The request: Search the listing below for "name". Copy each matching line.

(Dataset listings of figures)
——
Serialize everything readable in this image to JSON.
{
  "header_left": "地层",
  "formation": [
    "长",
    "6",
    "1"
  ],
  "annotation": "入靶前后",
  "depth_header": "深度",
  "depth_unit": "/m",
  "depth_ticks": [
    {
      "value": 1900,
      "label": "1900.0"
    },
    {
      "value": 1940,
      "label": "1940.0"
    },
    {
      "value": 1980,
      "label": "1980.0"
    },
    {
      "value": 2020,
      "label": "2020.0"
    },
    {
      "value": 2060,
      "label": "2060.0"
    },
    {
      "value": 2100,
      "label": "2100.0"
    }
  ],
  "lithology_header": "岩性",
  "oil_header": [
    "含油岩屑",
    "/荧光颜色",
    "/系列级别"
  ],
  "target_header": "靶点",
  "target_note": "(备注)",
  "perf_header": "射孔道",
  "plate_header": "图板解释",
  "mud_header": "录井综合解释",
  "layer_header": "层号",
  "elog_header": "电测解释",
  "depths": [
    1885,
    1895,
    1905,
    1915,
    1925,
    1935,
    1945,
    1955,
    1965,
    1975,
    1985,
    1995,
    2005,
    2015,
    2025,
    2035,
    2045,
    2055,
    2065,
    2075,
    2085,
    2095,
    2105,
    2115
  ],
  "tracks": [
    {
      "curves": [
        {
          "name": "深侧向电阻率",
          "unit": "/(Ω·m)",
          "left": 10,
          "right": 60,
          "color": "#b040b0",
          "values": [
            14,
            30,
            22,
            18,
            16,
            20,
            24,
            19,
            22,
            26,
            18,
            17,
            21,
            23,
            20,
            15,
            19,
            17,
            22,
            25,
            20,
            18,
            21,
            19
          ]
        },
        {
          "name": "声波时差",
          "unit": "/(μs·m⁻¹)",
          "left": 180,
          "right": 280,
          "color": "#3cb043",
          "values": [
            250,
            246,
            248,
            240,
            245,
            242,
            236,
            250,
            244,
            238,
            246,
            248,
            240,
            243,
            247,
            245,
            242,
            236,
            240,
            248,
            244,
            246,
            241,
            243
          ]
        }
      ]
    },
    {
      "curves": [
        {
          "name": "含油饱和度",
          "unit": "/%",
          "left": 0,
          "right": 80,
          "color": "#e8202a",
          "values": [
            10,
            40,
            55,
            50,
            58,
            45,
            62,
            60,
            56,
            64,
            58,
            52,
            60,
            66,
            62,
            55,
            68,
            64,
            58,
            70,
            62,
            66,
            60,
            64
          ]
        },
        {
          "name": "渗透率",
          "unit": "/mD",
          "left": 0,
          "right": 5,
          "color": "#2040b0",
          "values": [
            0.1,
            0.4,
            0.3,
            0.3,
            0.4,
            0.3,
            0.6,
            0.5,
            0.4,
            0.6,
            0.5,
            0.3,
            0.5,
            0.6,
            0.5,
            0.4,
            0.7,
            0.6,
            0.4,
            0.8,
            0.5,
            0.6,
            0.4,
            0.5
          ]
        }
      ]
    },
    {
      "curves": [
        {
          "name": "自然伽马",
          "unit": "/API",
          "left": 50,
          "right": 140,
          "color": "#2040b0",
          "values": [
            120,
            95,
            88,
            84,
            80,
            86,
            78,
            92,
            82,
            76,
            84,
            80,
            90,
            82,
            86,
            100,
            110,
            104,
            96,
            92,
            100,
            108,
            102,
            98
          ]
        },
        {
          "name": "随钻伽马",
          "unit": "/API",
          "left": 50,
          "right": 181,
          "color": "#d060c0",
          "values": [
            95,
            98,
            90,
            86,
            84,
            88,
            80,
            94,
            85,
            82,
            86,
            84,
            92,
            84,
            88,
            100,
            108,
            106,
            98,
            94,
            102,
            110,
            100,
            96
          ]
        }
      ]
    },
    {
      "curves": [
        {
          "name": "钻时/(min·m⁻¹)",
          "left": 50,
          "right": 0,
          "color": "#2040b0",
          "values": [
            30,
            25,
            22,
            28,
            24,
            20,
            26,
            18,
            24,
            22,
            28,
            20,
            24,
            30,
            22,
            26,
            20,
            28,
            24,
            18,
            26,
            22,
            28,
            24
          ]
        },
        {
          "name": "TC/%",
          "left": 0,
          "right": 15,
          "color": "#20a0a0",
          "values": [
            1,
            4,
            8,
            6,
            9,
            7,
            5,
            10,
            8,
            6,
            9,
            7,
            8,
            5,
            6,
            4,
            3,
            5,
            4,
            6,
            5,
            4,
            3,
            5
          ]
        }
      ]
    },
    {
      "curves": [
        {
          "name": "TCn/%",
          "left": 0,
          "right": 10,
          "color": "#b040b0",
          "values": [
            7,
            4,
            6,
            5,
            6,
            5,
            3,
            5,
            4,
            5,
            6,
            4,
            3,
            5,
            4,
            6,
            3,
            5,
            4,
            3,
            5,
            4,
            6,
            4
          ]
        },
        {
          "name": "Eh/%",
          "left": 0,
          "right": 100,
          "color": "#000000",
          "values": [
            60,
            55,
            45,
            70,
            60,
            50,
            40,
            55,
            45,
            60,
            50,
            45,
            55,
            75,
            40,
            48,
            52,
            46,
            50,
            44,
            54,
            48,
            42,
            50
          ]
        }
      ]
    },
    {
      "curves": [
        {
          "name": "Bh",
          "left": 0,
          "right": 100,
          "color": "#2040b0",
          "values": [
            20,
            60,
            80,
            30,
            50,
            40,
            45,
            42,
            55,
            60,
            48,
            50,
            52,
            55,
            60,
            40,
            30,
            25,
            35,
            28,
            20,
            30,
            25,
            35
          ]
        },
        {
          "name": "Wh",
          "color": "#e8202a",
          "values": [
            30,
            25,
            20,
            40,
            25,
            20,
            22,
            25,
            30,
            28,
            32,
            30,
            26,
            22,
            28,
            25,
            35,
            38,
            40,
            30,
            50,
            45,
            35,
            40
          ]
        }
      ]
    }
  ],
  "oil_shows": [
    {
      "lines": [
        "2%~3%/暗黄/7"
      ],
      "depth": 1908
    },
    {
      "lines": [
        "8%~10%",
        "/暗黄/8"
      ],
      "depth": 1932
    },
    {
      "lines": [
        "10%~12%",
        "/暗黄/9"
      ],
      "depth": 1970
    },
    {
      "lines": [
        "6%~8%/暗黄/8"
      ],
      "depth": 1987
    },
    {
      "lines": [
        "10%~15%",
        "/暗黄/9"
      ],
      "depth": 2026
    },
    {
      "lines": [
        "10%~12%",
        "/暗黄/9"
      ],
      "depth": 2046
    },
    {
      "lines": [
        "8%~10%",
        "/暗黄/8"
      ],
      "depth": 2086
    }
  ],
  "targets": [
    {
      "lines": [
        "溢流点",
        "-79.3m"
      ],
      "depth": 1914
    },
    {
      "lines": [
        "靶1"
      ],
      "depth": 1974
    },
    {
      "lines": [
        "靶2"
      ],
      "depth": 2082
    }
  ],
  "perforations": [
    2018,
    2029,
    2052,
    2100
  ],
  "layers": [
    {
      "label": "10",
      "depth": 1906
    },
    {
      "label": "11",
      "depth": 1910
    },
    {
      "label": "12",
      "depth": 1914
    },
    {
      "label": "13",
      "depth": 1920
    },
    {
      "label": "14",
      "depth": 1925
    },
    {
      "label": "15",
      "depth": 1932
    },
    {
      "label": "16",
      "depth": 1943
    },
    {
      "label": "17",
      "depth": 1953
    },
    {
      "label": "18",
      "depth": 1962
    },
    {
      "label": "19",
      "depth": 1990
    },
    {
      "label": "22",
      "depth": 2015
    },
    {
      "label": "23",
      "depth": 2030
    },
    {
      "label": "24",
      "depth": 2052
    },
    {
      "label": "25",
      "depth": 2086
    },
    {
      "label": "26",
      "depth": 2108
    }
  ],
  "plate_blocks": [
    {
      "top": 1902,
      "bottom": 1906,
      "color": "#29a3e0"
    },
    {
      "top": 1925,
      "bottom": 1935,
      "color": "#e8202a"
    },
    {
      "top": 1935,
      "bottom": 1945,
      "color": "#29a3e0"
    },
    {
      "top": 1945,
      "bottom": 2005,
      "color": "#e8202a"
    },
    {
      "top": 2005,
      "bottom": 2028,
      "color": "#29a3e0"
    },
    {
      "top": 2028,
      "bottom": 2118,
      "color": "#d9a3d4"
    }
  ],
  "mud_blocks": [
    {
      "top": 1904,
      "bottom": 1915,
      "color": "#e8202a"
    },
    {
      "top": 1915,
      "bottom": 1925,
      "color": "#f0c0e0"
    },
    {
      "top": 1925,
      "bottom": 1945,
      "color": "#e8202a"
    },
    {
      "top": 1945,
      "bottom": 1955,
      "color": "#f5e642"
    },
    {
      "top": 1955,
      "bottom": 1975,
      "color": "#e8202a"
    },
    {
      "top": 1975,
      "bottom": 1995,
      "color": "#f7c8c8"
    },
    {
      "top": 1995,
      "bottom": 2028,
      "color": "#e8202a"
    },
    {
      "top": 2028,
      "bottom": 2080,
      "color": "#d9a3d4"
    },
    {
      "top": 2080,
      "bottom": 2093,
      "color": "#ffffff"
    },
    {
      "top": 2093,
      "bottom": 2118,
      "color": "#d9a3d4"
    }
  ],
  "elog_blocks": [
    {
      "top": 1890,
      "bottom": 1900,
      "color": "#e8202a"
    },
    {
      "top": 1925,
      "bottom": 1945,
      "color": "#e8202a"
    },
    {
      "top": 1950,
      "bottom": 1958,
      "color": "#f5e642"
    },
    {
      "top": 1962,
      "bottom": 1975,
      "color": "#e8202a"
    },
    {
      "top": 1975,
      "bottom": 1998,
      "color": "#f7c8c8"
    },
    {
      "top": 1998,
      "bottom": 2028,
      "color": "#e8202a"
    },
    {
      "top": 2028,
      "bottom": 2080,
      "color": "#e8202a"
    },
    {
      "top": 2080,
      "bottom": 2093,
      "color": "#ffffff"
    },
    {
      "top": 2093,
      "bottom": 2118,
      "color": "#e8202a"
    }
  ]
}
——
The solution:
          "name": "深侧向电阻率",
          "name": "声波时差",
          "name": "含油饱和度",
          "name": "渗透率",
          "name": "自然伽马",
          "name": "随钻伽马",
          "name": "钻时/(min·m⁻¹)",
          "name": "TC/%",
          "name": "TCn/%",
          "name": "Eh/%",
          "name": "Bh",
          "name": "Wh",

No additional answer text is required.